Copy each line exactly. Leave nothing out.

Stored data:
════

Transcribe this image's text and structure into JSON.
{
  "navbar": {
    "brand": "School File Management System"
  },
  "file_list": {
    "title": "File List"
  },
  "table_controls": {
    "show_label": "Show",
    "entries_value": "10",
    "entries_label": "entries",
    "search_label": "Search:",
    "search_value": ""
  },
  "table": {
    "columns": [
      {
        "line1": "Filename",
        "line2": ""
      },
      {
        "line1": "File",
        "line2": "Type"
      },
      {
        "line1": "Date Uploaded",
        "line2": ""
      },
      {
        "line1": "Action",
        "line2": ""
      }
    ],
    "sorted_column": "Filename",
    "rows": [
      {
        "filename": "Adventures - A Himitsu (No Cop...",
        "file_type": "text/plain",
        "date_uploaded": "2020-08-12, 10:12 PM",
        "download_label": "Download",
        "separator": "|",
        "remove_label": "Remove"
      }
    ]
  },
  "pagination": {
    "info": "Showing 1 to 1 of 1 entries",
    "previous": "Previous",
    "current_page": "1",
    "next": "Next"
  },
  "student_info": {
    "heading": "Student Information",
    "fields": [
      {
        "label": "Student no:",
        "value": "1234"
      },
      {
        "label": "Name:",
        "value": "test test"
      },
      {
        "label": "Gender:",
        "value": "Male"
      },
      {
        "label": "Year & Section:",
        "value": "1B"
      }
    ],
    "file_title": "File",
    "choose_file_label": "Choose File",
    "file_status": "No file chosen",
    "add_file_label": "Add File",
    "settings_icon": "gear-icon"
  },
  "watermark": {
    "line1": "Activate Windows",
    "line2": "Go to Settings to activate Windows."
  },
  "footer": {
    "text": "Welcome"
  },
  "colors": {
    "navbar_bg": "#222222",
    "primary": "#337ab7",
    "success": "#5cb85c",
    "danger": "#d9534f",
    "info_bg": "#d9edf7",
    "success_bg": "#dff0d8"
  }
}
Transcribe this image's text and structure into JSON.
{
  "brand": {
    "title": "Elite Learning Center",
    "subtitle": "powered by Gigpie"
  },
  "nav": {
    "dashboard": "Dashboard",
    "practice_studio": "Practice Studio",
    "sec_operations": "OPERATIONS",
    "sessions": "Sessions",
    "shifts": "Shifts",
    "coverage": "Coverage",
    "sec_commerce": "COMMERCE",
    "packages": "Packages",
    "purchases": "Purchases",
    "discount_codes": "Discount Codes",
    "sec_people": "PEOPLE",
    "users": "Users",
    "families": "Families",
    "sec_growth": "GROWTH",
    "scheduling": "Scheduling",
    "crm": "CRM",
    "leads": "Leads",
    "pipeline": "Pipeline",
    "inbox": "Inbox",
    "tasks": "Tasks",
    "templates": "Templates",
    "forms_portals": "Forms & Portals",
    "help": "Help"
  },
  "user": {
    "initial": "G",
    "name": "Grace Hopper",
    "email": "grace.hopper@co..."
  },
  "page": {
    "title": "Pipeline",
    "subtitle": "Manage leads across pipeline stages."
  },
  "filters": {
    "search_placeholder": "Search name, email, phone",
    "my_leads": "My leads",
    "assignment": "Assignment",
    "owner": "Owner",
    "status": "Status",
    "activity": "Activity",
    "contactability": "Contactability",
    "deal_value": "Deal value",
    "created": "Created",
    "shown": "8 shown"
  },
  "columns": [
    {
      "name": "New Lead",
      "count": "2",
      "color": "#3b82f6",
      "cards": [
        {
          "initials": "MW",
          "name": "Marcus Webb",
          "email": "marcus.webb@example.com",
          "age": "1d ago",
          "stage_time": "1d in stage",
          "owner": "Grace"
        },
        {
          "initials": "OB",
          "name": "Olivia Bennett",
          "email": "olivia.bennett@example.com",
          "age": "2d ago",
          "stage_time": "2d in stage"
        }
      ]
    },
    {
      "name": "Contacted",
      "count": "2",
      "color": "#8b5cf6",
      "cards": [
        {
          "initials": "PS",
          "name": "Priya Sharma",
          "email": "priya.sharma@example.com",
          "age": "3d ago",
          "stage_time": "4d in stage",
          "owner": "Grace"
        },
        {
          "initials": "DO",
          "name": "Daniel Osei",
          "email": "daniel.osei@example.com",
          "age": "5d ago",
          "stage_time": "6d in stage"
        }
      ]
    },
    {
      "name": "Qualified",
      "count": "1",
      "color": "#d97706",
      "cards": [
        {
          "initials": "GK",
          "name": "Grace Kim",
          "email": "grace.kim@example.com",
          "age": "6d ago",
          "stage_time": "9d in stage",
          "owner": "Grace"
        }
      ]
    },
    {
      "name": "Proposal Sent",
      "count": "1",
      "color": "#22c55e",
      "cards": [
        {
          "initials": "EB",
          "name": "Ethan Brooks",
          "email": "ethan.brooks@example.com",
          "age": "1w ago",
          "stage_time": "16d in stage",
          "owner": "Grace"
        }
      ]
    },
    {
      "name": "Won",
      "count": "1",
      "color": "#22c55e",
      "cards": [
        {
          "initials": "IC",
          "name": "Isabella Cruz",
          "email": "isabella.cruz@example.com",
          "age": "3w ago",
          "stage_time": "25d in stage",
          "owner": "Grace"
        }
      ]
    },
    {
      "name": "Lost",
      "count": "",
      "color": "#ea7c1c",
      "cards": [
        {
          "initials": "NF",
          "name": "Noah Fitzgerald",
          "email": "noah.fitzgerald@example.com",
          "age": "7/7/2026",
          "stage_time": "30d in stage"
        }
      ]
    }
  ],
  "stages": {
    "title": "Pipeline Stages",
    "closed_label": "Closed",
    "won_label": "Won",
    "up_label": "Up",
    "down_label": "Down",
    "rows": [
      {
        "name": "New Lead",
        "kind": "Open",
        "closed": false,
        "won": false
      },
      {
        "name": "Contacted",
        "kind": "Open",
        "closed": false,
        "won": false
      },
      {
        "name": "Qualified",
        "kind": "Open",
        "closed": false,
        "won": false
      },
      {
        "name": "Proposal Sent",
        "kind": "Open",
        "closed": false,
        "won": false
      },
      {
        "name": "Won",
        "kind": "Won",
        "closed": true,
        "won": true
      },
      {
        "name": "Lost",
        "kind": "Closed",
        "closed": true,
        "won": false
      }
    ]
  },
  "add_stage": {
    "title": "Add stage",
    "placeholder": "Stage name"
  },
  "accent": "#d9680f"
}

════

SOLUTION FOR THIS TASK:
Transcribe this image's text and structure into JSON.
{
  "navbar": {
    "brand": "School File Management System"
  },
  "file_list": {
    "title": "File List"
  },
  "table_controls": {
    "show_label": "Show",
    "entries_value": "10",
    "entries_label": "entries",
    "search_label": "Search:",
    "search_value": ""
  },
  "table": {
    "columns": [
      {
        "line1": "Filename",
        "line2": ""
      },
      {
        "line1": "File",
        "line2": "Type"
      },
      {
        "line1": "Date Uploaded",
        "line2": ""
      },
      {
        "line1": "Action",
        "line2": ""
      }
    ],
    "sorted_column": "Filename",
    "rows": [
      {
        "filename": "Adventures - A Himitsu (No Cop...",
        "file_type": "text/plain",
        "date_uploaded": "2020-08-12, 10:12 PM",
        "download_label": "Download",
        "separator": "|",
        "remove_label": "Remove"
      }
    ]
  },
  "pagination": {
    "info": "Showing 1 to 1 of 1 entries",
    "previous": "Previous",
    "current_page": "1",
    "next": "Next"
  },
  "student_info": {
    "heading": "Student Information",
    "fields": [
      {
        "label": "Student no:",
        "value": "1234"
      },
      {
        "label": "Name:",
        "value": "test test"
      },
      {
        "label": "Gender:",
        "value": "Male"
      },
      {
        "label": "Year & Section:",
        "value": "1B"
      }
    ],
    "file_title": "File",
    "choose_file_label": "Choose File",
    "file_status": "No file chosen",
    "add_file_label": "Add File",
    "settings_icon": "gear-icon"
  },
  "watermark": {
    "line1": "Activate Windows",
    "line2": "Go to Settings to activate Windows."
  },
  "footer": {
    "text": "Welcome"
  },
  "colors": {
    "navbar_bg": "#222222",
    "primary": "#337ab7",
    "success": "#5cb85c",
    "danger": "#d9534f",
    "info_bg": "#d9edf7",
    "success_bg": "#dff0d8"
  }
}
Transcribe this image's text and structure into JSON.
{
  "brand": {
    "title": "Elite Learning Center",
    "subtitle": "powered by Gigpie"
  },
  "nav": {
    "dashboard": "Dashboard",
    "practice_studio": "Practice Studio",
    "sec_operations": "OPERATIONS",
    "sessions": "Sessions",
    "shifts": "Shifts",
    "coverage": "Coverage",
    "sec_commerce": "COMMERCE",
    "packages": "Packages",
    "purchases": "Purchases",
    "discount_codes": "Discount Codes",
    "sec_people": "PEOPLE",
    "users": "Users",
    "families": "Families",
    "sec_growth": "GROWTH",
    "scheduling": "Scheduling",
    "crm": "CRM",
    "leads": "Leads",
    "pipeline": "Pipeline",
    "inbox": "Inbox",
    "tasks": "Tasks",
    "templates": "Templates",
    "forms_portals": "Forms & Portals",
    "help": "Help"
  },
  "user": {
    "initial": "G",
    "name": "Grace Hopper",
    "email": "grace.hopper@co..."
  },
  "page": {
    "title": "Pipeline",
    "subtitle": "Manage leads across pipeline stages."
  },
  "filters": {
    "search_placeholder": "Search name, email, phone",
    "my_leads": "My leads",
    "assignment": "Assignment",
    "owner": "Owner",
    "status": "Status",
    "activity": "Activity",
    "contactability": "Contactability",
    "deal_value": "Deal value",
    "created": "Created",
    "shown": "8 shown"
  },
  "columns": [
    {
      "name": "New Lead",
      "count": "2",
      "color": "#3b82f6",
      "cards": [
        {
          "initials": "MW",
          "name": "Marcus Webb",
          "email": "marcus.webb@example.com",
          "age": "1d ago",
          "stage_time": "1d in stage",
          "owner": "Grace"
        },
        {
          "initials": "OB",
          "name": "Olivia Bennett",
          "email": "olivia.bennett@example.com",
          "age": "2d ago",
          "stage_time": "2d in stage"
        }
      ]
    },
    {
      "name": "Contacted",
      "count": "2",
      "color": "#8b5cf6",
      "cards": [
        {
          "initials": "PS",
          "name": "Priya Sharma",
          "email": "priya.sharma@example.com",
          "age": "3d ago",
          "stage_time": "4d in stage",
          "owner": "Grace"
        },
        {
          "initials": "DO",
          "name": "Daniel Osei",
          "email": "daniel.osei@example.com",
          "age": "5d ago",
          "stage_time": "6d in stage"
        }
      ]
    },
    {
      "name": "Qualified",
      "count": "1",
      "color": "#d97706",
      "cards": [
        {
          "initials": "GK",
          "name": "Grace Kim",
          "email": "grace.kim@example.com",
          "age": "6d ago",
          "stage_time": "9d in stage",
          "owner": "Grace"
        }
      ]
    },
    {
      "name": "Proposal Sent",
      "count": "1",
      "color": "#22c55e",
      "cards": [
        {
          "initials": "EB",
          "name": "Ethan Brooks",
          "email": "ethan.brooks@example.com",
          "age": "1w ago",
          "stage_time": "16d in stage",
          "owner": "Grace"
        }
      ]
    },
    {
      "name": "Won",
      "count": "1",
      "color": "#22c55e",
      "cards": [
        {
          "initials": "IC",
          "name": "Isabella Cruz",
          "email": "isabella.cruz@example.com",
          "age": "3w ago",
          "stage_time": "25d in stage",
          "owner": "Grace"
        }
      ]
    },
    {
      "name": "Lost",
      "count": "",
      "color": "#ea7c1c",
      "cards": [
        {
          "initials": "NF",
          "name": "Noah Fitzgerald",
          "email": "noah.fitzgerald@example.com",
          "age": "7/7/2026",
          "stage_time": "30d in stage"
        }
      ]
    }
  ],
  "stages": {
    "title": "Pipeline Stages",
    "closed_label": "Closed",
    "won_label": "Won",
    "up_label": "Up",
    "down_label": "Down",
    "rows": [
      {
        "name": "New Lead",
        "kind": "Open",
        "closed": false,
        "won": false
      },
      {
        "name": "Contacted",
        "kind": "Open",
        "closed": false,
        "won": false
      },
      {
        "name": "Qualified",
        "kind": "Open",
        "closed": false,
        "won": false
      },
      {
        "name": "Proposal Sent",
        "kind": "Open",
        "closed": false,
        "won": false
      },
      {
        "name": "Won",
        "kind": "Won",
        "closed": true,
        "won": true
      },
      {
        "name": "Lost",
        "kind": "Closed",
        "closed": true,
        "won": false
      }
    ]
  },
  "add_stage": {
    "title": "Add stage",
    "placeholder": "Stage name"
  },
  "accent": "#d9680f"
}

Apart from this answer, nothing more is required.